### Directive
Copy each line below in which the word "application" occurs.

### Dataset content
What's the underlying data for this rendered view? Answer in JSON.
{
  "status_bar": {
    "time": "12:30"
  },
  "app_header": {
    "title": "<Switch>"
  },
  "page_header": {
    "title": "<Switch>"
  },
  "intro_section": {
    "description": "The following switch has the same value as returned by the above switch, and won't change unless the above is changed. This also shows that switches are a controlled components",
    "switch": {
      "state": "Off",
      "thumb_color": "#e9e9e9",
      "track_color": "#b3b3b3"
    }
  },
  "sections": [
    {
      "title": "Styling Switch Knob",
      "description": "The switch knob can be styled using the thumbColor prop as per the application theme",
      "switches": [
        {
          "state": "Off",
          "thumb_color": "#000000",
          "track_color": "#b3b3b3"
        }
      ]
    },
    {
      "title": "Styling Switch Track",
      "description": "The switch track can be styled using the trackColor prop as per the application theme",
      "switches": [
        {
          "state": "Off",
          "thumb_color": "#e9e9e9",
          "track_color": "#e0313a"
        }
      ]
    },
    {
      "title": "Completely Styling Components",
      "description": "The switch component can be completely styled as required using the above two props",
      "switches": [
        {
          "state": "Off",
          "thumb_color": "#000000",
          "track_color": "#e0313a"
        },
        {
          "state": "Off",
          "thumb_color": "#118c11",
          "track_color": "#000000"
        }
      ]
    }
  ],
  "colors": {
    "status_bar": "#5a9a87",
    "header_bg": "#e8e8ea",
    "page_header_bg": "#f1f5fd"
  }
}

### Written answer
      "description": "The switch knob can be styled using the thumbColor prop as per the application theme",
      "description": "The switch track can be styled using the trackColor prop as per the application theme",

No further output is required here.